__Aim__: Assemble all lines in which the string "data" appears.

== Stored records

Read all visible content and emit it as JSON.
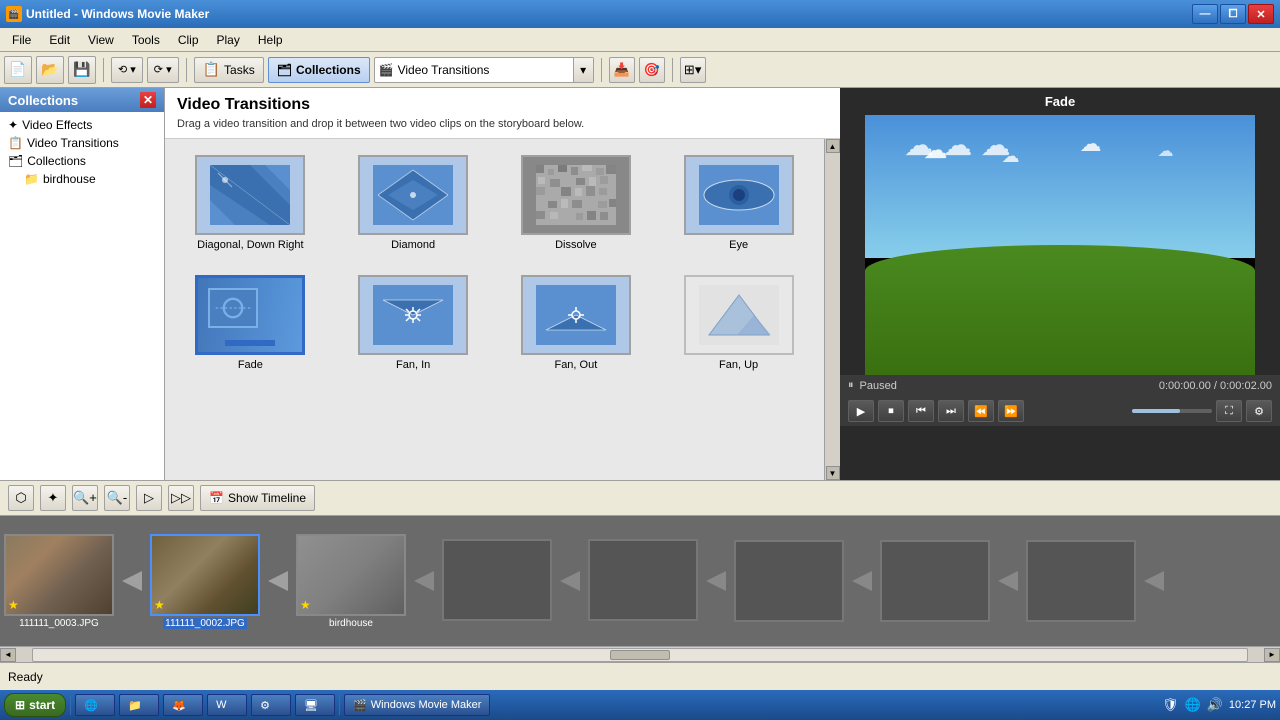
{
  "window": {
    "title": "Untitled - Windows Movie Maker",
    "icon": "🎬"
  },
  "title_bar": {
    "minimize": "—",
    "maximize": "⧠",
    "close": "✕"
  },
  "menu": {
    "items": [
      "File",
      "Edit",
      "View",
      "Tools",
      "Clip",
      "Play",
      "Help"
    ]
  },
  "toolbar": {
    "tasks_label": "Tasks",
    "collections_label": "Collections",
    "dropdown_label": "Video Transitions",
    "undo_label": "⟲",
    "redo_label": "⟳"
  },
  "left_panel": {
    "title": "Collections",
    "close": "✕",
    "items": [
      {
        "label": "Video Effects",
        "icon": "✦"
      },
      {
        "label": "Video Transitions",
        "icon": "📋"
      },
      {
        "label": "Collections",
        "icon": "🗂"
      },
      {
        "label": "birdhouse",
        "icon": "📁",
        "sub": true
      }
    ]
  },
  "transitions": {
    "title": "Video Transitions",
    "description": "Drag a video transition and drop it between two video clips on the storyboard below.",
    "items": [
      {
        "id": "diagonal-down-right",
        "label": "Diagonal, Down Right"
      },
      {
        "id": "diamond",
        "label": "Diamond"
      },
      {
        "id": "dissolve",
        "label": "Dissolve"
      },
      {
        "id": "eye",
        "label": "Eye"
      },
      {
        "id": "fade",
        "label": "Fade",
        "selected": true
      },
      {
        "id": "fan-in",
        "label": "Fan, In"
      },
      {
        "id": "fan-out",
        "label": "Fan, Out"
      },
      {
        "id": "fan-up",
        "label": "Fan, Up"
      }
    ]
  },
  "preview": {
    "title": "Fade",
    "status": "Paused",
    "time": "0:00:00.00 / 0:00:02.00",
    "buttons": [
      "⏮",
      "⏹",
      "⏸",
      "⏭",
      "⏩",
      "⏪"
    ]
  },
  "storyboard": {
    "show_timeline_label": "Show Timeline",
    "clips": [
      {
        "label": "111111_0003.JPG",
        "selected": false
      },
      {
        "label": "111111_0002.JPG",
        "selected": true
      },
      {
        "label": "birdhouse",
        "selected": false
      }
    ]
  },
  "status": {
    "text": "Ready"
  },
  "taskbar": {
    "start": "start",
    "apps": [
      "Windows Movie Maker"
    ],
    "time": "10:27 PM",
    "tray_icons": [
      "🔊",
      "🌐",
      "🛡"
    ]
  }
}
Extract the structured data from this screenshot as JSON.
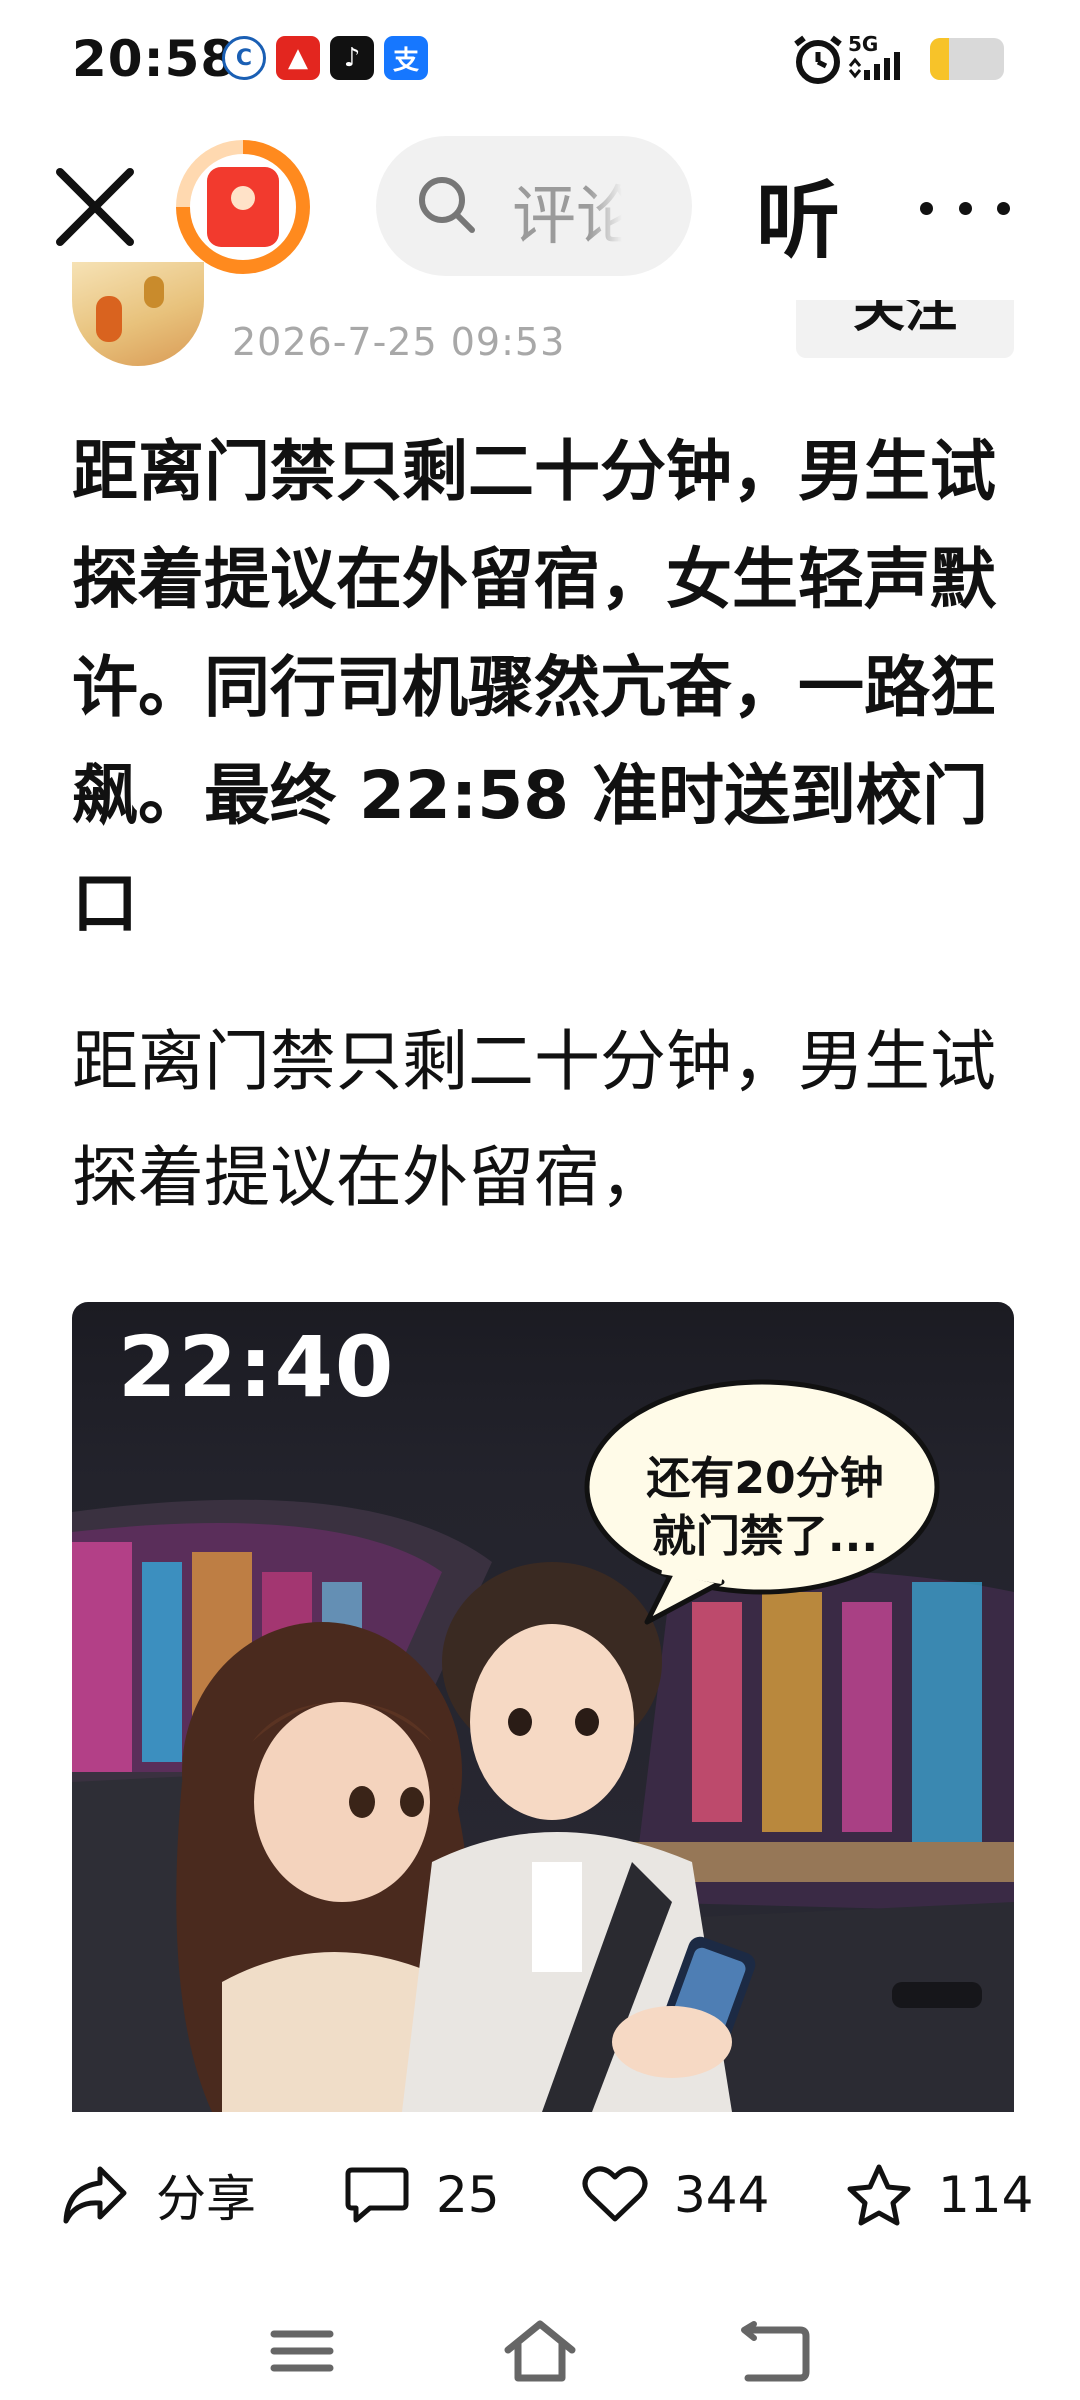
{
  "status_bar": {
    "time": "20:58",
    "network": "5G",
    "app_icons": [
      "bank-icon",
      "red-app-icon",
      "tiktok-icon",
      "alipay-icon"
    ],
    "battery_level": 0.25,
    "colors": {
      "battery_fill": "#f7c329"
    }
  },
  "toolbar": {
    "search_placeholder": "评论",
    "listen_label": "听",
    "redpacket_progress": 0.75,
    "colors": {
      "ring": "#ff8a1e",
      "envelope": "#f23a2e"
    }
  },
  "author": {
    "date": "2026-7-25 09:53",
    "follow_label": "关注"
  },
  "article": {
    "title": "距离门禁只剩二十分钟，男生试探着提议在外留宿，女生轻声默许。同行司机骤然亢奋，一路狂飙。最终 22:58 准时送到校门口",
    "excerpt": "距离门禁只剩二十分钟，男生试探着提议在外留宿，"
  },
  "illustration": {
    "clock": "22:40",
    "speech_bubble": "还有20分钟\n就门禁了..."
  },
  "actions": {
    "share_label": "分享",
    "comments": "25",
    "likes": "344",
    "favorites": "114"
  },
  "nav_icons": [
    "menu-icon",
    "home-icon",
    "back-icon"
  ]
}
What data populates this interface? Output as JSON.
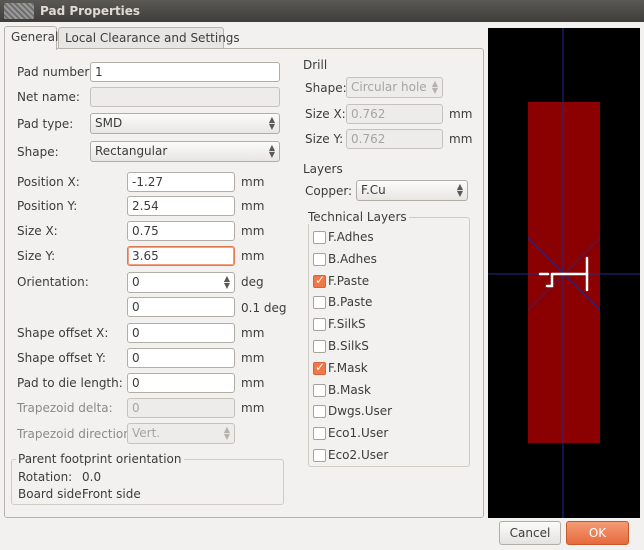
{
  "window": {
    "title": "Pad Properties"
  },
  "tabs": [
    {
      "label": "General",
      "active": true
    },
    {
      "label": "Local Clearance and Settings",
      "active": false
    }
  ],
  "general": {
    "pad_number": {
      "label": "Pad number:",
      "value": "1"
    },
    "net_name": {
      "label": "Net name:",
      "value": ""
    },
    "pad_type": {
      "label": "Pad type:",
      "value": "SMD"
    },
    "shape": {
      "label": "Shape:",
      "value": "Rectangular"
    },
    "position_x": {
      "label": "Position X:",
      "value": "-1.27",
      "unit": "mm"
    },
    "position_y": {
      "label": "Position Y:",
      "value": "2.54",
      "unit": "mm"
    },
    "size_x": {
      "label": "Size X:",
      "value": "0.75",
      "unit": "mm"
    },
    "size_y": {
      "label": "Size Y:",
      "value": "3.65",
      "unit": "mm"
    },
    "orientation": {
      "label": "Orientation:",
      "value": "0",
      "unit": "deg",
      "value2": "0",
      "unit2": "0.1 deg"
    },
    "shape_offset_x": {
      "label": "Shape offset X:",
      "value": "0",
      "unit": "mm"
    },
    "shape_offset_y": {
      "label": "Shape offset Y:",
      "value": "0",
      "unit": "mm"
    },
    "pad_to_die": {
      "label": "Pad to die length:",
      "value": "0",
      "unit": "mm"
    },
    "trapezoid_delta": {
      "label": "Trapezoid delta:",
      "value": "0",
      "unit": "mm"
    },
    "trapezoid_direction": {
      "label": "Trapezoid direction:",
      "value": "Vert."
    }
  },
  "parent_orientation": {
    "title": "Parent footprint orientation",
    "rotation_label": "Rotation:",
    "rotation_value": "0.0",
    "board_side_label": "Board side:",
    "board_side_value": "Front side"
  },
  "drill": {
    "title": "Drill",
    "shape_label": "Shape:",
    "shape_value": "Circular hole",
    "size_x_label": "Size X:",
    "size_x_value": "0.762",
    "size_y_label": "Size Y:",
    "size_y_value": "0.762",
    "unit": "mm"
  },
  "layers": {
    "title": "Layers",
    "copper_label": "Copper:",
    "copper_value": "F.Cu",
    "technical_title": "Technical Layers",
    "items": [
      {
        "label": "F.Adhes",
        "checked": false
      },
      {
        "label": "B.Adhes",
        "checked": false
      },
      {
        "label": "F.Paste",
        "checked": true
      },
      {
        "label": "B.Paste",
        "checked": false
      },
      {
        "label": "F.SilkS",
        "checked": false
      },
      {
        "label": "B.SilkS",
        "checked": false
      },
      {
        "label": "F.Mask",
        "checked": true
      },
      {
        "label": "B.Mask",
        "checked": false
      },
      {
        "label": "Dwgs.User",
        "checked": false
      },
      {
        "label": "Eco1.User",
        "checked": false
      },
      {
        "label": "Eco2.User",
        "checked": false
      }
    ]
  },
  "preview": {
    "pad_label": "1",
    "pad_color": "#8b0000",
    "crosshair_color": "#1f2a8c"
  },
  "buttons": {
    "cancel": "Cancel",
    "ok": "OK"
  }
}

====

__Task result__:
Extract the structured data from this screenshot as JSON.
What data populates this interface? Output as JSON.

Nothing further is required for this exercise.